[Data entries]
»»

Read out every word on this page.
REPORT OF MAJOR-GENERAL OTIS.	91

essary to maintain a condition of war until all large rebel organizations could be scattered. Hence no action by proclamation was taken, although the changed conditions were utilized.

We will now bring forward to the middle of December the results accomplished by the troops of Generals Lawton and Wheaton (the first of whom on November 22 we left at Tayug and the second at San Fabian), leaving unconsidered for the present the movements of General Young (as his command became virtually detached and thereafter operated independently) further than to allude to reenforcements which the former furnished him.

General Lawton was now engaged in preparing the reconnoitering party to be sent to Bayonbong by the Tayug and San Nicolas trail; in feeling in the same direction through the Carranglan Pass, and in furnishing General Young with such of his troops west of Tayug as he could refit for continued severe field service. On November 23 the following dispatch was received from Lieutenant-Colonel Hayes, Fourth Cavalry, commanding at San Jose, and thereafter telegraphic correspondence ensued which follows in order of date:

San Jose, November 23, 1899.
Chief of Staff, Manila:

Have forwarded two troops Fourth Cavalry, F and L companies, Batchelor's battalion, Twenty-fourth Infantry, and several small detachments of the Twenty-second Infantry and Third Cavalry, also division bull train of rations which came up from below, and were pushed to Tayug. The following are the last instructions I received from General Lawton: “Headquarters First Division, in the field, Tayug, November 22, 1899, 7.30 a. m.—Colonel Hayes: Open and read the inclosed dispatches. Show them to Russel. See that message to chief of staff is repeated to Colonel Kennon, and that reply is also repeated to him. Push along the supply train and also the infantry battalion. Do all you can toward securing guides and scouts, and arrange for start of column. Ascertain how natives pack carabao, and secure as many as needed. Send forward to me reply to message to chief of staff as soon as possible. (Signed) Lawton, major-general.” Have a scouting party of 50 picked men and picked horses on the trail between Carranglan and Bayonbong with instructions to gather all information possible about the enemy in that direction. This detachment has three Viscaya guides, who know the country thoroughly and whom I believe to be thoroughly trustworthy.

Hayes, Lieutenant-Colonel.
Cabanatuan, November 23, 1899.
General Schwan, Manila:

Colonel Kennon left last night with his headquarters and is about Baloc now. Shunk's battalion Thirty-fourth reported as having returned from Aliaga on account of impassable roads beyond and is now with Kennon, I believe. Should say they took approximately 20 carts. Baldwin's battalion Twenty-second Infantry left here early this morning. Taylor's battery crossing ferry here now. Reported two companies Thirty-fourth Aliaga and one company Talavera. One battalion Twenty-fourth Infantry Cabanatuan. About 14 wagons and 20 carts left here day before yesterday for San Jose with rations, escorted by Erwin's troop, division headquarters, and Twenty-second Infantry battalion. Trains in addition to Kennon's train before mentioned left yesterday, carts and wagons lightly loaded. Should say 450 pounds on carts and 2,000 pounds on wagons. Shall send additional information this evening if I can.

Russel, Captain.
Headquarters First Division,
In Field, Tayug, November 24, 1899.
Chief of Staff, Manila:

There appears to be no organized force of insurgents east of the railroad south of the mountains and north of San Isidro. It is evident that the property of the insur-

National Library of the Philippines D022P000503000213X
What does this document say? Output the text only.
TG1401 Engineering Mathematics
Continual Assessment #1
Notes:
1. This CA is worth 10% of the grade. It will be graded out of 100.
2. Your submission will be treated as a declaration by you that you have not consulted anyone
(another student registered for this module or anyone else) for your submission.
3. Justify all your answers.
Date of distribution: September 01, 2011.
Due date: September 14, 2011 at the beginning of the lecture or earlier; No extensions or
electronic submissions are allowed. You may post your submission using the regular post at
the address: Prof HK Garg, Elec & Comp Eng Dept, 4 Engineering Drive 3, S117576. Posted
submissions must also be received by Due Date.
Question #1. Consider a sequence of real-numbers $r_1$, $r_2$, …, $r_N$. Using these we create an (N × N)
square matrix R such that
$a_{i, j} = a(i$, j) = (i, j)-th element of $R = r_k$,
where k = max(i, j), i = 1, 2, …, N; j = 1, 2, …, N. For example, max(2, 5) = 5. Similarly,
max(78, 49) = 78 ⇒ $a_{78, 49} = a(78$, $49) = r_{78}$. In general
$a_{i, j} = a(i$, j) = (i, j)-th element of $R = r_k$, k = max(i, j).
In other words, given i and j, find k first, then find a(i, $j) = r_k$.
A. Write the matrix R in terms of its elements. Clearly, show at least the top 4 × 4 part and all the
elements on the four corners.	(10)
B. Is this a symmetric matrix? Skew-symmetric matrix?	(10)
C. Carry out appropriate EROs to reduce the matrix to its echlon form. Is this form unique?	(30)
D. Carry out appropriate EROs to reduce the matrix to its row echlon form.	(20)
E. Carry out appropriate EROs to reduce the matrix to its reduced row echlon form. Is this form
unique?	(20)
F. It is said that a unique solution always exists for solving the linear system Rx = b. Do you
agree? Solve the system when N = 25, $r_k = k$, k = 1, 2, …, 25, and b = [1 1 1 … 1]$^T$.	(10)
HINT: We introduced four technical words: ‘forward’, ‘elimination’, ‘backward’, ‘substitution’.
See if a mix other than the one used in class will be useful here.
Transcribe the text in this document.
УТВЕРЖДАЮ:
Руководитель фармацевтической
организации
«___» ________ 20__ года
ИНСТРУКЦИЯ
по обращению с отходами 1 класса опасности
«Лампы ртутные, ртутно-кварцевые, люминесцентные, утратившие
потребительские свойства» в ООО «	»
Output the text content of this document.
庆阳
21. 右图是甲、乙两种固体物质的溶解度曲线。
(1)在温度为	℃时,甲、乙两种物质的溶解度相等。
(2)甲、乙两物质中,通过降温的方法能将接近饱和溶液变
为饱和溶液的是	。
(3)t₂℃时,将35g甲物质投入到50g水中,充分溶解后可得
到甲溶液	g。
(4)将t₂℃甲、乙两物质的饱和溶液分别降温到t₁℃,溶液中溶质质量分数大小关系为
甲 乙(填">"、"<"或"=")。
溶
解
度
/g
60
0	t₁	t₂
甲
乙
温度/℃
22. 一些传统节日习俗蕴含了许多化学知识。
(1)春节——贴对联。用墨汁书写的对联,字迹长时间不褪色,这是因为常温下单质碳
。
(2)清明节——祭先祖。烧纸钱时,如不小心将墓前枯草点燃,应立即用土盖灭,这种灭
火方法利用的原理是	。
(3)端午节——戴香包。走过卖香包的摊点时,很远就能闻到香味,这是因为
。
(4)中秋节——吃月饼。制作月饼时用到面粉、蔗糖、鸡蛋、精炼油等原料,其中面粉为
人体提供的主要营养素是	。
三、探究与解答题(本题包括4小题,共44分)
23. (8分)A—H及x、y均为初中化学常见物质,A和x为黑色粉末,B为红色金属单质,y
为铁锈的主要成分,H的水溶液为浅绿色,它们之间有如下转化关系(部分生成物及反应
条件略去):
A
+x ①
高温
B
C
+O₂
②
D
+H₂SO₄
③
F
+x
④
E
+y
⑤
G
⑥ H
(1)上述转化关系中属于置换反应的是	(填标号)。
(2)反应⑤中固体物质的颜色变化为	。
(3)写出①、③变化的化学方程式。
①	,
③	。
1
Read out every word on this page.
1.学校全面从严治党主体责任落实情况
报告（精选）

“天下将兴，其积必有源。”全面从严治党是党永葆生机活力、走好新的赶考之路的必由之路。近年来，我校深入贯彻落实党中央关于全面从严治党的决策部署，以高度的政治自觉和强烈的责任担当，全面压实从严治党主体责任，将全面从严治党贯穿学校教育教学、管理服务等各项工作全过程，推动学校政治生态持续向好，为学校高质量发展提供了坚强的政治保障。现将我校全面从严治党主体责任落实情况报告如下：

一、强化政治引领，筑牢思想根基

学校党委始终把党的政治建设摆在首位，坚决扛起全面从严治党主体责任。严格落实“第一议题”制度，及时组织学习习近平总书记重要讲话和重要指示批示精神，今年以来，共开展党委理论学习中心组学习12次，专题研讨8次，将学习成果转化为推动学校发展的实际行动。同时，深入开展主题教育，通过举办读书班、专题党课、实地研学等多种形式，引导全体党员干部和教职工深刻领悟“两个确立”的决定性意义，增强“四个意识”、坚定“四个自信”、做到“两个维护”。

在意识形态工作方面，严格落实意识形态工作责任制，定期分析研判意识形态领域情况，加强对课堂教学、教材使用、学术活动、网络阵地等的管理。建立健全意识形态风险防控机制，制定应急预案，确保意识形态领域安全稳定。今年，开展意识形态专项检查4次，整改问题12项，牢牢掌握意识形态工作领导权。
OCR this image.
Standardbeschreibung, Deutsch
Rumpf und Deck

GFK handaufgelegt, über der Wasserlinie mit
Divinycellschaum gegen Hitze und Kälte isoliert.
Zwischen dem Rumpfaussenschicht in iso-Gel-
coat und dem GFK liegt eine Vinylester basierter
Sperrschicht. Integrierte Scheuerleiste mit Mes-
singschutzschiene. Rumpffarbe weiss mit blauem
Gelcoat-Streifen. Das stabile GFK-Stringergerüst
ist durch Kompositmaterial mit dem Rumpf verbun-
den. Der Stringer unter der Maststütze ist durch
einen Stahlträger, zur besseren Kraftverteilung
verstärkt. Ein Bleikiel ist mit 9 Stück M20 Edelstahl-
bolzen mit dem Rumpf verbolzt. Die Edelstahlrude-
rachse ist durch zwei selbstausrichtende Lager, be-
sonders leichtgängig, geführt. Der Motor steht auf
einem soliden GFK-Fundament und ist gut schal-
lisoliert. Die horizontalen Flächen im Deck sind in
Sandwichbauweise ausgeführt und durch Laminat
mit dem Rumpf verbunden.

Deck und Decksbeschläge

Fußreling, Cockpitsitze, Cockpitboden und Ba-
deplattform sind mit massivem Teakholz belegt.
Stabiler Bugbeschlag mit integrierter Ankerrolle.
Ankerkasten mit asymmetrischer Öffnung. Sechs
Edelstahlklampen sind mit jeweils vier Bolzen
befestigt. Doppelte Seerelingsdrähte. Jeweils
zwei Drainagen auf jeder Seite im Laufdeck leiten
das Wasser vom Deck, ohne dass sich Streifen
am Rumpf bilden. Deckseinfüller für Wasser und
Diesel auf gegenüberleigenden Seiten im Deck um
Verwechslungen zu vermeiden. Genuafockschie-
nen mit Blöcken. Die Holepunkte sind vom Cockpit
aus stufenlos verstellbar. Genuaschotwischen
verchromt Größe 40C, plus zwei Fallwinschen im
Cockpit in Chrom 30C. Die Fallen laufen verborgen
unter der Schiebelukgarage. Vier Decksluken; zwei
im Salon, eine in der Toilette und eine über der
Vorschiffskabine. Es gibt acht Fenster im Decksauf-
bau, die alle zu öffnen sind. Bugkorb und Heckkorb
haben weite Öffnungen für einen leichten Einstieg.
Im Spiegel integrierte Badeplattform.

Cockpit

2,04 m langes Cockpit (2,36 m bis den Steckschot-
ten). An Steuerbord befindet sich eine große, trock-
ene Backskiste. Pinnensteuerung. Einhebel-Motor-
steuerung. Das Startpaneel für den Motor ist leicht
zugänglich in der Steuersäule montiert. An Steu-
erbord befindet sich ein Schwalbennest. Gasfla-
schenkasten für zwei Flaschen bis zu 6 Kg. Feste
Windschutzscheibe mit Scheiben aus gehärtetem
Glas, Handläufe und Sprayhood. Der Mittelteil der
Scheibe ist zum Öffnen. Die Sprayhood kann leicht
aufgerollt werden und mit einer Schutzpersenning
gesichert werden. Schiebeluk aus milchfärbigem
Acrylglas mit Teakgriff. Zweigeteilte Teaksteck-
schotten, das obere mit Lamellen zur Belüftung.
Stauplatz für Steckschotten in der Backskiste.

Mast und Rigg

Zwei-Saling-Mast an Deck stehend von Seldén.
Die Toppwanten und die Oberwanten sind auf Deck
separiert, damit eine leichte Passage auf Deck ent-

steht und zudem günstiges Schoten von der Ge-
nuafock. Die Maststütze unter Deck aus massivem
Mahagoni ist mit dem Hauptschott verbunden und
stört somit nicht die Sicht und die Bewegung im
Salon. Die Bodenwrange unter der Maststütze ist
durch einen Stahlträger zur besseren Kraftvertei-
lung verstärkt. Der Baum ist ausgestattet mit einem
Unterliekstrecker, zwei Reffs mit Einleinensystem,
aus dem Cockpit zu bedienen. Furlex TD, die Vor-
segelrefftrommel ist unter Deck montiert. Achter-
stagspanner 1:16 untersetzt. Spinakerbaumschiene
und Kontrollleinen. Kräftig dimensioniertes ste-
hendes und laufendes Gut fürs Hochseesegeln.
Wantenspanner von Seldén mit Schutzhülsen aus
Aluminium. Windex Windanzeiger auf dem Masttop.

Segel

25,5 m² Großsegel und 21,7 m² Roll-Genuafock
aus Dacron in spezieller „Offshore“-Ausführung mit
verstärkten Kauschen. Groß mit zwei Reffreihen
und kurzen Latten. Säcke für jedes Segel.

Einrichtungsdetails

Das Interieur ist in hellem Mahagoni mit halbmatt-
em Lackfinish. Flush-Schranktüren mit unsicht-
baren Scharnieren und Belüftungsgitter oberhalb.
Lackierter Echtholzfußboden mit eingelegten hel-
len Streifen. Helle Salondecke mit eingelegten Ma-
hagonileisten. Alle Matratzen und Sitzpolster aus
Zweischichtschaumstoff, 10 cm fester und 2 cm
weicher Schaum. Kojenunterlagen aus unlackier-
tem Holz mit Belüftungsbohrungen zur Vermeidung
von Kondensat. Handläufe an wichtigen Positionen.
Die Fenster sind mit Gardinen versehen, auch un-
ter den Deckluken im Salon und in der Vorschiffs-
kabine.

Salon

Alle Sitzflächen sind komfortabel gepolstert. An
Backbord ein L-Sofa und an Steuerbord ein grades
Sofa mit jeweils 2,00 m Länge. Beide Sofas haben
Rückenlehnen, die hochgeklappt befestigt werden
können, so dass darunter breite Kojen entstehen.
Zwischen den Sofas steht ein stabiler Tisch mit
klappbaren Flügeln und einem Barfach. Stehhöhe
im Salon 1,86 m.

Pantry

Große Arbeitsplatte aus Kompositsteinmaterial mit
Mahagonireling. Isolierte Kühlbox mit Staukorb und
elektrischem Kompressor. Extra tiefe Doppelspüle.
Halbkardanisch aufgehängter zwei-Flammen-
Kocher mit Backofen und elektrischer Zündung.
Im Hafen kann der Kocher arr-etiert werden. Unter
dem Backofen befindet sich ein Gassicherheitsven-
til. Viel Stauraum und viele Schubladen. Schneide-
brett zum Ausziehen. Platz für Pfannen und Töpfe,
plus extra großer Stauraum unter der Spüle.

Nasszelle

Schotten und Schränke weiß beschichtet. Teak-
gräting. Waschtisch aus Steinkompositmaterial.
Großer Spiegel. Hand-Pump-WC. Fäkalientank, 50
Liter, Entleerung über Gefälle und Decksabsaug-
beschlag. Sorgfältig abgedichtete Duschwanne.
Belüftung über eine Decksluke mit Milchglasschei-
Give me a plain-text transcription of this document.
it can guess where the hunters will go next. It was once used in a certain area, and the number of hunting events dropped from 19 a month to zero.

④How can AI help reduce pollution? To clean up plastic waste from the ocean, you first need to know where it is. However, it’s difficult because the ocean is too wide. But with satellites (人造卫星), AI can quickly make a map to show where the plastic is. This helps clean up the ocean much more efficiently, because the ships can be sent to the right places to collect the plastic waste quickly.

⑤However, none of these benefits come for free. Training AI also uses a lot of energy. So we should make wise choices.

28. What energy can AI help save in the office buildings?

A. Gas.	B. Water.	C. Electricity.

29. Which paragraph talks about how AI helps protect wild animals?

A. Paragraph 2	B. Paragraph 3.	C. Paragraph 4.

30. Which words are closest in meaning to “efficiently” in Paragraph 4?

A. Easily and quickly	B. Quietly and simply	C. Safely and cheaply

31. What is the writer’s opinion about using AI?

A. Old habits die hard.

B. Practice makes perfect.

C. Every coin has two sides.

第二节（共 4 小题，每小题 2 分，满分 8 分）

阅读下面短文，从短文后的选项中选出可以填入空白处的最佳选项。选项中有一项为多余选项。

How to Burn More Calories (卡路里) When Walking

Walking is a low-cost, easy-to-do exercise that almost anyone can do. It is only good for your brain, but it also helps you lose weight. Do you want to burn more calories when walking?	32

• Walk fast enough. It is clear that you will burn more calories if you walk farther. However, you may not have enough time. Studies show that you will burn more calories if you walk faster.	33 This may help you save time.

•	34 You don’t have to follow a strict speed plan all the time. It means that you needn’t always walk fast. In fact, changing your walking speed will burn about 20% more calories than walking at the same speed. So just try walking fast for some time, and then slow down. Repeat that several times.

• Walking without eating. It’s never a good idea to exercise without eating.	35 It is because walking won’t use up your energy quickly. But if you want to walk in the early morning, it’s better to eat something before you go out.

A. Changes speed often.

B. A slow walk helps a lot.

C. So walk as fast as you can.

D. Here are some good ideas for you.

««

Check all the records above and select each line where the string "Cavalry" is found.

General Lawton was now engaged in preparing the reconnoitering party to be sent to Bayonbong by the Tayug and San Nicolas trail; in feeling in the same direction through the Carranglan Pass, and in furnishing General Young with such of his troops west of Tayug as he could refit for continued severe field service. On November 23 the following dispatch was received from Lieutenant-Colonel Hayes, Fourth Cavalry, commanding at San Jose, and thereafter telegraphic correspondence ensued which follows in order of date:
Have forwarded two troops Fourth Cavalry, F and L companies, Batchelor's battalion, Twenty-fourth Infantry, and several small detachments of the Twenty-second Infantry and Third Cavalry, also division bull train of rations which came up from below, and were pushed to Tayug. The following are the last instructions I received from General Lawton: “Headquarters First Division, in the field, Tayug, November 22, 1899, 7.30 a. m.—Colonel Hayes: Open and read the inclosed dispatches. Show them to Russel. See that message to chief of staff is repeated to Colonel Kennon, and that reply is also repeated to him. Push along the supply train and also the infantry battalion. Do all you can toward securing guides and scouts, and arrange for start of column. Ascertain how natives pack carabao, and secure as many as needed. Send forward to me reply to message to chief of staff as soon as possible. (Signed) Lawton, major-general.” Have a scouting party of 50 picked men and picked horses on the trail between Carranglan and Bayonbong with instructions to gather all information possible about the enemy in that direction. This detachment has three Viscaya guides, who know the country thoroughly and whom I believe to be thoroughly trustworthy.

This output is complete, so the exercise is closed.